** start of PROVIDED ENTRIES **

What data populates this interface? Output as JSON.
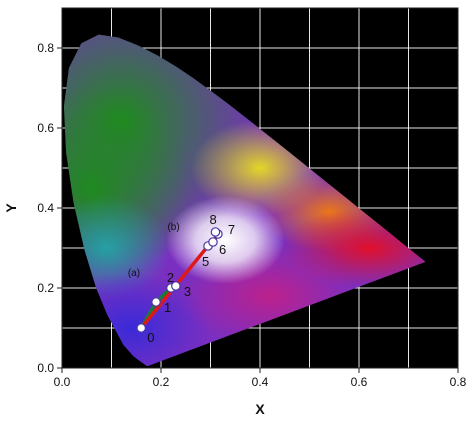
{
  "chart_data": {
    "type": "scatter",
    "title": "",
    "xlabel": "X",
    "ylabel": "Y",
    "xlim": [
      0.0,
      0.8
    ],
    "ylim": [
      0.0,
      0.9
    ],
    "grid": true,
    "x_ticks": [
      "0.0",
      "0.2",
      "0.4",
      "0.6",
      "0.8"
    ],
    "y_ticks": [
      "0.0",
      "0.2",
      "0.4",
      "0.6",
      "0.8"
    ],
    "series": [
      {
        "name": "(a)",
        "line_color": "#1a7a3a",
        "points": [
          {
            "label": "0",
            "x": 0.16,
            "y": 0.1
          },
          {
            "label": "1",
            "x": 0.19,
            "y": 0.165
          },
          {
            "label": "2",
            "x": 0.22,
            "y": 0.2
          },
          {
            "label": "3",
            "x": 0.23,
            "y": 0.205
          }
        ]
      },
      {
        "name": "(b)",
        "line_color": "#e01818",
        "points": [
          {
            "label": "0",
            "x": 0.16,
            "y": 0.1
          },
          {
            "label": "5",
            "x": 0.295,
            "y": 0.305
          },
          {
            "label": "6",
            "x": 0.305,
            "y": 0.315
          },
          {
            "label": "7",
            "x": 0.315,
            "y": 0.335
          },
          {
            "label": "8",
            "x": 0.31,
            "y": 0.34
          }
        ]
      }
    ]
  }
}
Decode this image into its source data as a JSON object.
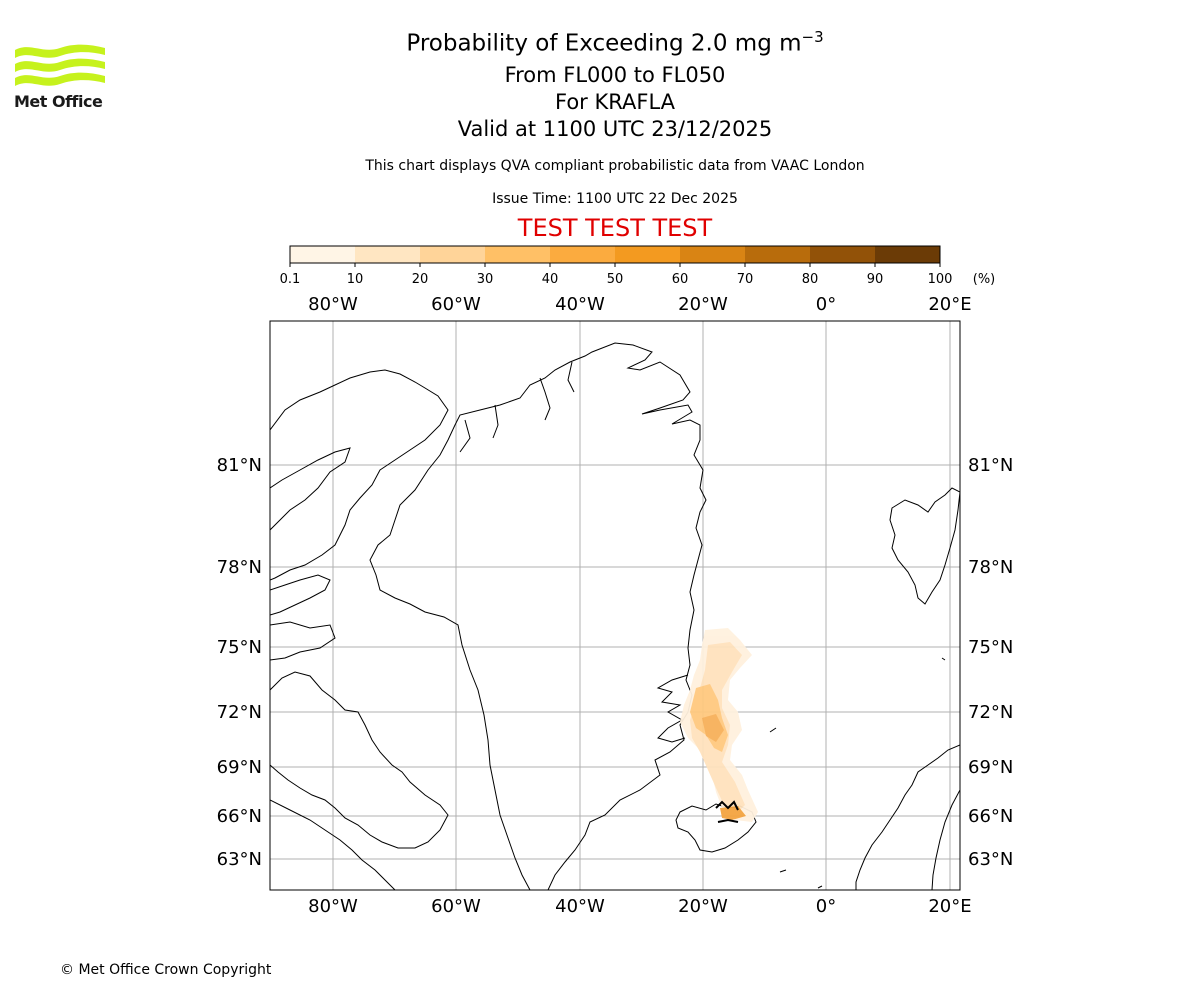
{
  "header": {
    "title_line1": "Probability of Exceeding 2.0 mg m",
    "title_exponent": "−3",
    "title_line2": "From FL000 to FL050",
    "title_line3": "For KRAFLA",
    "title_line4": "Valid at 1100 UTC 23/12/2025",
    "description": "This chart displays QVA compliant probabilistic data from VAAC London",
    "issue_time": "Issue Time: 1100 UTC 22 Dec 2025",
    "test_banner": "TEST TEST TEST"
  },
  "logo": {
    "text": "Met Office"
  },
  "colorbar": {
    "tick_labels": [
      "0.1",
      "10",
      "20",
      "30",
      "40",
      "50",
      "60",
      "70",
      "80",
      "90",
      "100"
    ],
    "unit": "(%)",
    "colors": [
      "#fff5e6",
      "#ffe6c2",
      "#ffd499",
      "#ffc066",
      "#fbab3f",
      "#f39a20",
      "#d98414",
      "#b86c0c",
      "#925208",
      "#6b3b06"
    ]
  },
  "map": {
    "lon_labels": [
      "80°W",
      "60°W",
      "40°W",
      "20°W",
      "0°",
      "20°E"
    ],
    "lat_labels": [
      "81°N",
      "78°N",
      "75°N",
      "72°N",
      "69°N",
      "66°N",
      "63°N"
    ],
    "grid_color": "#b0b0b0"
  },
  "footer": {
    "copyright": "© Met Office Crown Copyright"
  }
}
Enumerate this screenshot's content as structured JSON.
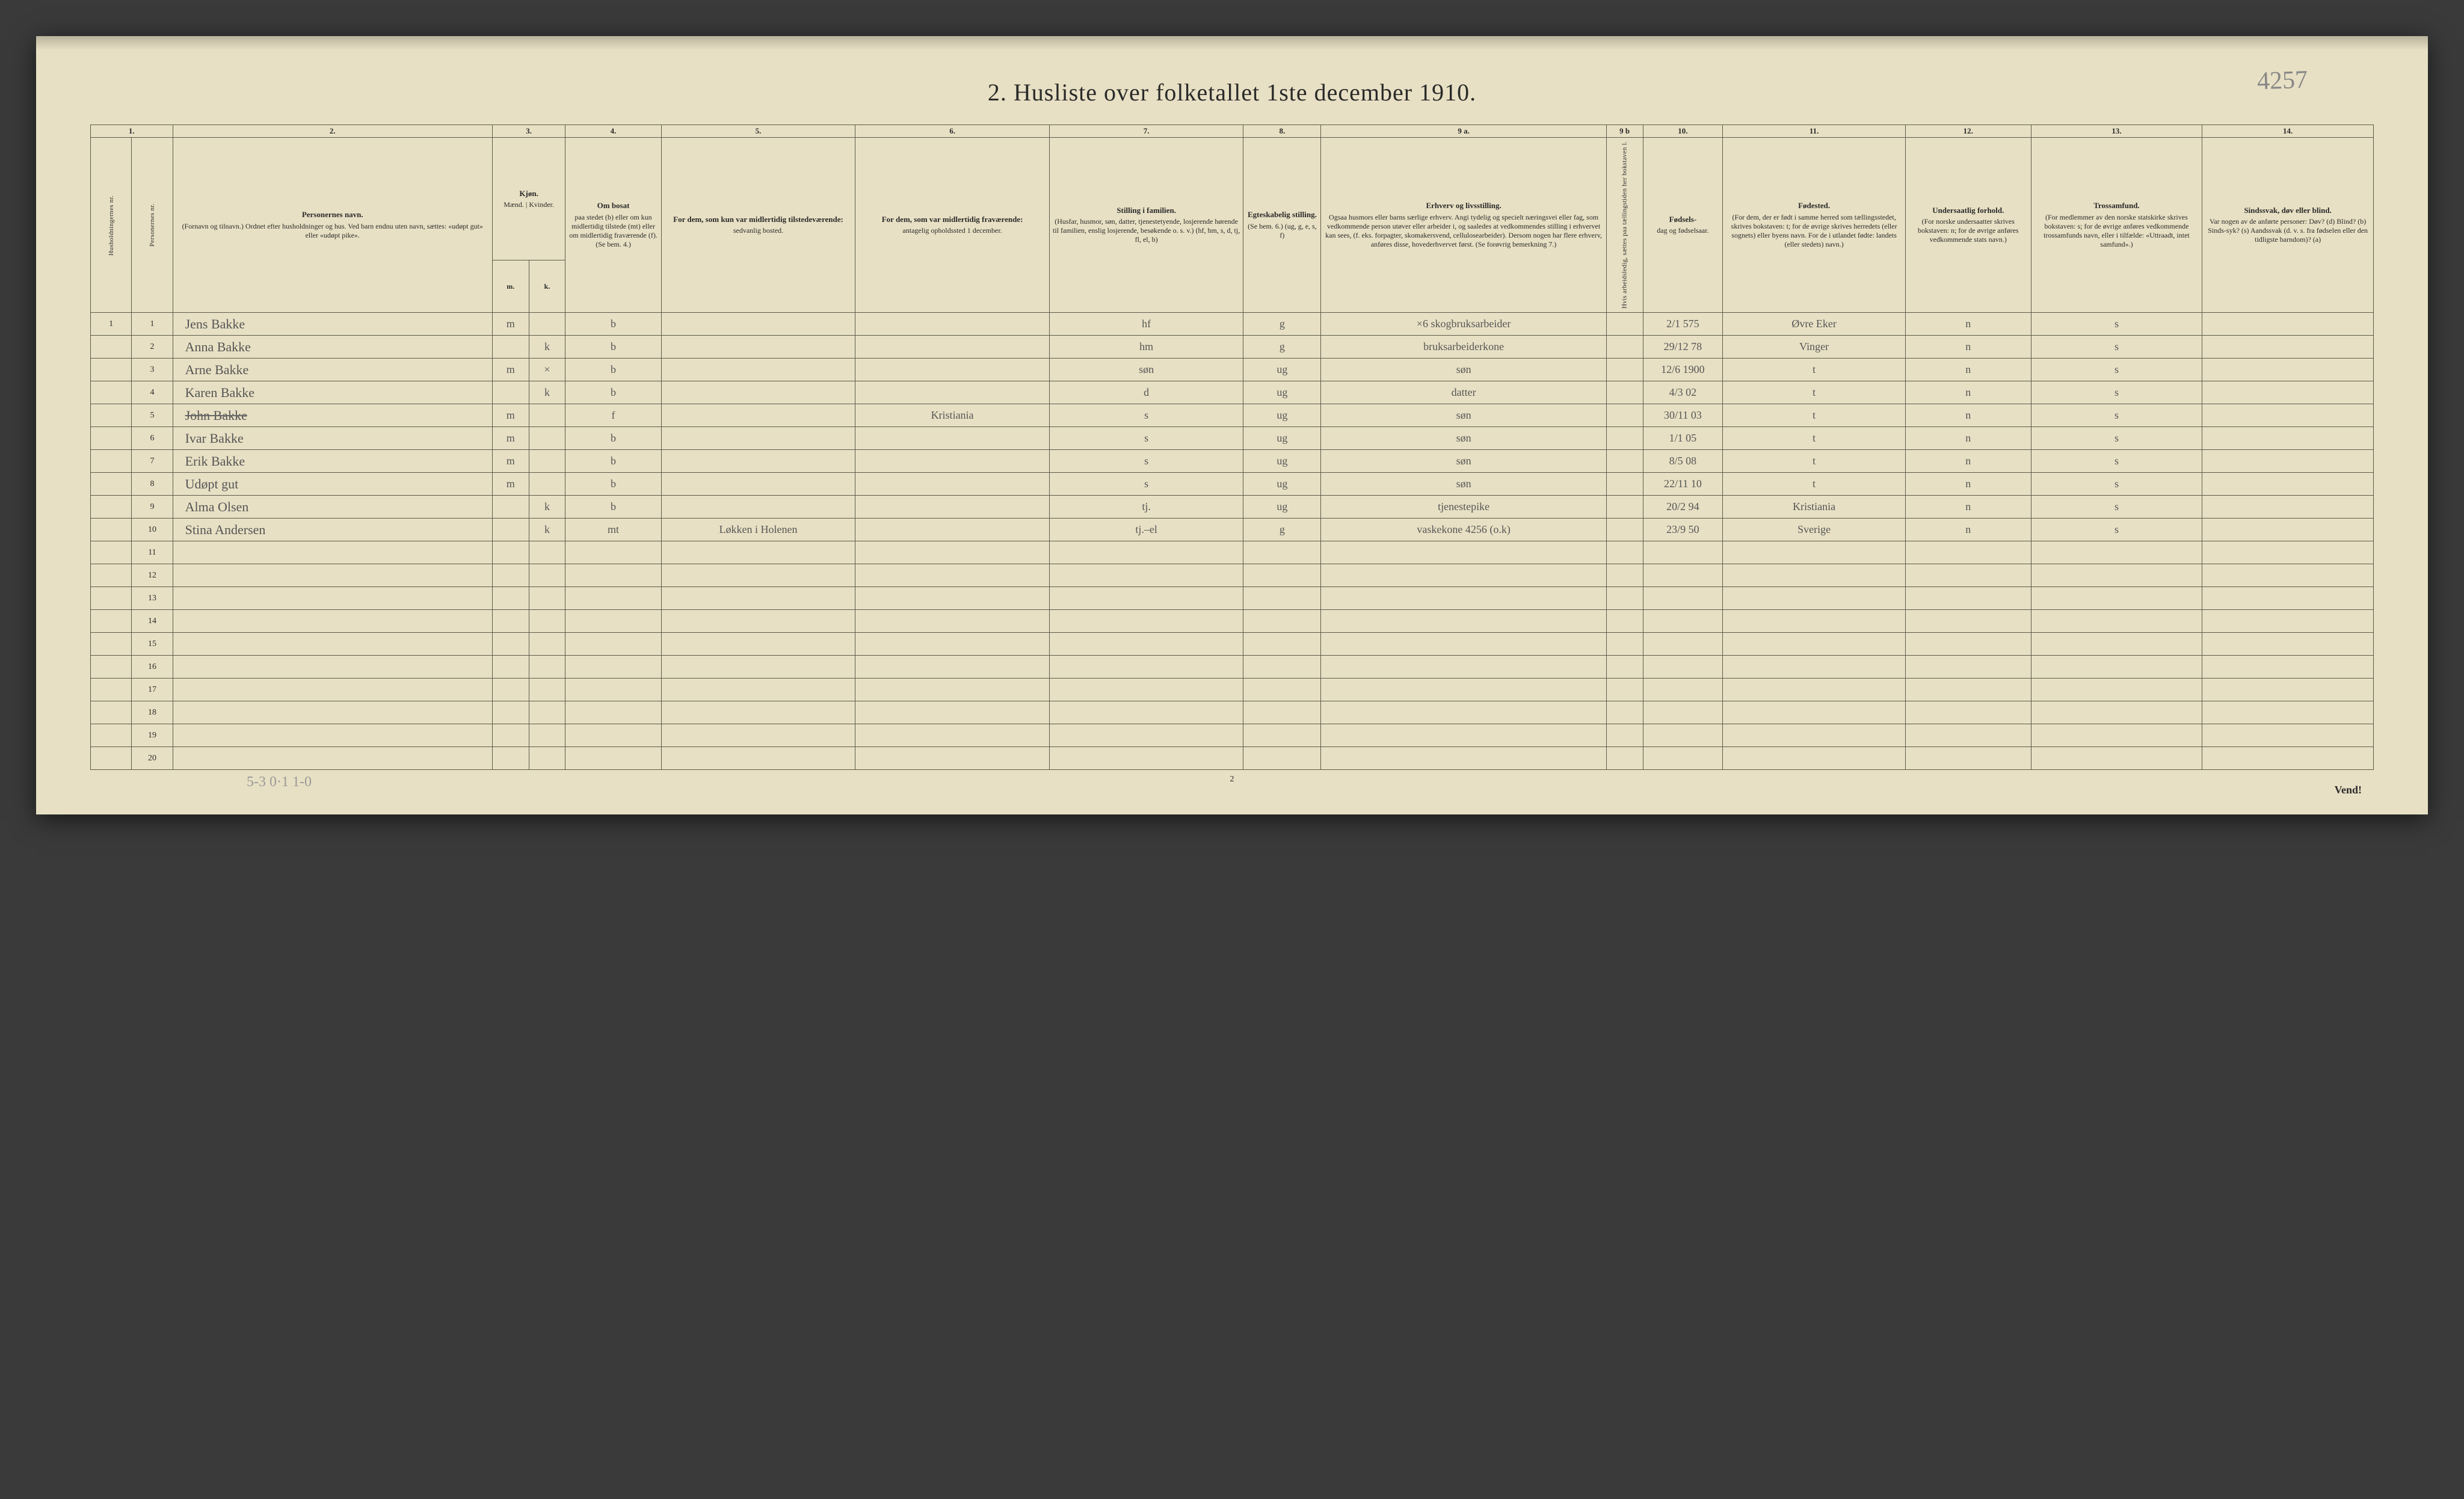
{
  "pencil_note": "4257",
  "title": "2.  Husliste over folketallet 1ste december 1910.",
  "colnums": [
    "1.",
    "2.",
    "3.",
    "4.",
    "5.",
    "6.",
    "7.",
    "8.",
    "9 a.",
    "9 b",
    "10.",
    "11.",
    "12.",
    "13.",
    "14."
  ],
  "headers": {
    "c1a": "Husholdningernes nr.",
    "c1b": "Personernes nr.",
    "c2_title": "Personernes navn.",
    "c2_body": "(Fornavn og tilnavn.)\nOrdnet efter husholdninger og hus.\nVed barn endnu uten navn, sættes: «udøpt gut» eller «udøpt pike».",
    "c3_title": "Kjøn.",
    "c3_body": "Mænd. | Kvinder.",
    "c3_m": "m.",
    "c3_k": "k.",
    "c4_title": "Om bosat",
    "c4_body": "paa stedet (b) eller om kun midlertidig tilstede (mt) eller om midlertidig fraværende (f). (Se bem. 4.)",
    "c5_title": "For dem, som kun var midlertidig tilstedeværende:",
    "c5_body": "sedvanlig bosted.",
    "c6_title": "For dem, som var midlertidig fraværende:",
    "c6_body": "antagelig opholdssted 1 december.",
    "c7_title": "Stilling i familien.",
    "c7_body": "(Husfar, husmor, søn, datter, tjenestetyende, losjerende hørende til familien, enslig losjerende, besøkende o. s. v.)\n(hf, hm, s, d, tj, fl, el, b)",
    "c8_title": "Egteskabelig stilling.",
    "c8_body": "(Se bem. 6.)\n(ug, g, e, s, f)",
    "c9a_title": "Erhverv og livsstilling.",
    "c9a_body": "Ogsaa husmors eller barns særlige erhverv. Angi tydelig og specielt næringsvei eller fag, som vedkommende person utøver eller arbeider i, og saaledes at vedkommendes stilling i erhvervet kan sees, (f. eks. forpagter, skomakersvend, cellulosearbeider). Dersom nogen har flere erhverv, anføres disse, hovederhvervet først. (Se forøvrig bemerkning 7.)",
    "c9b": "Hvis arbeidsledig, sættes paa tællingstiden her bokstaven l.",
    "c10_title": "Fødsels-",
    "c10_body": "dag og fødselsaar.",
    "c11_title": "Fødested.",
    "c11_body": "(For dem, der er født i samme herred som tællingsstedet, skrives bokstaven: t; for de øvrige skrives herredets (eller sognets) eller byens navn. For de i utlandet fødte: landets (eller stedets) navn.)",
    "c12_title": "Undersaatlig forhold.",
    "c12_body": "(For norske undersaatter skrives bokstaven: n; for de øvrige anføres vedkommende stats navn.)",
    "c13_title": "Trossamfund.",
    "c13_body": "(For medlemmer av den norske statskirke skrives bokstaven: s; for de øvrige anføres vedkommende trossamfunds navn, eller i tilfælde: «Uttraadt, intet samfund».)",
    "c14_title": "Sindssvak, døv eller blind.",
    "c14_body": "Var nogen av de anførte personer:\nDøv?  (d)\nBlind?  (b)\nSinds-syk?  (s)\nAandssvak (d. v. s. fra fødselen eller den tidligste barndom)?  (a)"
  },
  "rows": [
    {
      "hh": "1",
      "pn": "1",
      "name": "Jens Bakke",
      "m": "m",
      "k": "",
      "bmt": "b",
      "c5": "",
      "c6": "",
      "c7": "hf",
      "c8": "g",
      "c9a": "×6  skogbruksarbeider",
      "c9b": "",
      "c10": "2/1 575",
      "c11": "Øvre Eker",
      "c12": "n",
      "c13": "s",
      "c14": ""
    },
    {
      "hh": "",
      "pn": "2",
      "name": "Anna Bakke",
      "m": "",
      "k": "k",
      "bmt": "b",
      "c5": "",
      "c6": "",
      "c7": "hm",
      "c8": "g",
      "c9a": "bruksarbeiderkone",
      "c9b": "",
      "c10": "29/12 78",
      "c11": "Vinger",
      "c12": "n",
      "c13": "s",
      "c14": ""
    },
    {
      "hh": "",
      "pn": "3",
      "name": "Arne Bakke",
      "m": "m",
      "k": "×",
      "bmt": "b",
      "c5": "",
      "c6": "",
      "c7": "søn",
      "c8": "ug",
      "c9a": "søn",
      "c9b": "",
      "c10": "12/6 1900",
      "c11": "t",
      "c12": "n",
      "c13": "s",
      "c14": ""
    },
    {
      "hh": "",
      "pn": "4",
      "name": "Karen Bakke",
      "m": "",
      "k": "k",
      "bmt": "b",
      "c5": "",
      "c6": "",
      "c7": "d",
      "c8": "ug",
      "c9a": "datter",
      "c9b": "",
      "c10": "4/3 02",
      "c11": "t",
      "c12": "n",
      "c13": "s",
      "c14": ""
    },
    {
      "hh": "",
      "pn": "5",
      "name": "John Bakke",
      "m": "m",
      "k": "",
      "bmt": "f",
      "c5": "",
      "c6": "Kristiania",
      "c7": "s",
      "c8": "ug",
      "c9a": "søn",
      "c9b": "",
      "c10": "30/11 03",
      "c11": "t",
      "c12": "n",
      "c13": "s",
      "c14": "",
      "struck": true
    },
    {
      "hh": "",
      "pn": "6",
      "name": "Ivar Bakke",
      "m": "m",
      "k": "",
      "bmt": "b",
      "c5": "",
      "c6": "",
      "c7": "s",
      "c8": "ug",
      "c9a": "søn",
      "c9b": "",
      "c10": "1/1 05",
      "c11": "t",
      "c12": "n",
      "c13": "s",
      "c14": ""
    },
    {
      "hh": "",
      "pn": "7",
      "name": "Erik Bakke",
      "m": "m",
      "k": "",
      "bmt": "b",
      "c5": "",
      "c6": "",
      "c7": "s",
      "c8": "ug",
      "c9a": "søn",
      "c9b": "",
      "c10": "8/5 08",
      "c11": "t",
      "c12": "n",
      "c13": "s",
      "c14": ""
    },
    {
      "hh": "",
      "pn": "8",
      "name": "Udøpt gut",
      "m": "m",
      "k": "",
      "bmt": "b",
      "c5": "",
      "c6": "",
      "c7": "s",
      "c8": "ug",
      "c9a": "søn",
      "c9b": "",
      "c10": "22/11 10",
      "c11": "t",
      "c12": "n",
      "c13": "s",
      "c14": ""
    },
    {
      "hh": "",
      "pn": "9",
      "name": "Alma Olsen",
      "m": "",
      "k": "k",
      "bmt": "b",
      "c5": "",
      "c6": "",
      "c7": "tj.",
      "c8": "ug",
      "c9a": "tjenestepike",
      "c9b": "",
      "c10": "20/2 94",
      "c11": "Kristiania",
      "c12": "n",
      "c13": "s",
      "c14": ""
    },
    {
      "hh": "",
      "pn": "10",
      "name": "Stina Andersen",
      "m": "",
      "k": "k",
      "bmt": "mt",
      "c5": "Løkken i Holenen",
      "c6": "",
      "c7": "tj.–el",
      "c8": "g",
      "c9a": "vaskekone 4256 (o.k)",
      "c9b": "",
      "c10": "23/9 50",
      "c11": "Sverige",
      "c12": "n",
      "c13": "s",
      "c14": "",
      "mark": "×"
    },
    {
      "pn": "11"
    },
    {
      "pn": "12"
    },
    {
      "pn": "13"
    },
    {
      "pn": "14"
    },
    {
      "pn": "15"
    },
    {
      "pn": "16"
    },
    {
      "pn": "17"
    },
    {
      "pn": "18"
    },
    {
      "pn": "19"
    },
    {
      "pn": "20"
    }
  ],
  "footer_left": "5-3  0·1    1-0",
  "footer_center": "2",
  "footer_right": "Vend!",
  "colors": {
    "paper": "#e8e0c4",
    "ink": "#2a2a2a",
    "pencil": "#888888",
    "handwriting": "#555555",
    "border": "#5a5a4a",
    "page_bg": "#3a3a3a"
  },
  "typography": {
    "title_fontsize_pt": 30,
    "header_fontsize_pt": 9,
    "rownum_fontsize_pt": 11,
    "handwriting_fontsize_pt": 16
  },
  "layout": {
    "rows_total": 20,
    "columns_total": 14
  }
}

** end of PROVIDED ENTRIES **

▸ TASK DETAILS
Work through the records line by line and tally those with the word "JSON". Report only the total.

▸ ANSWER TO THIS TASK
3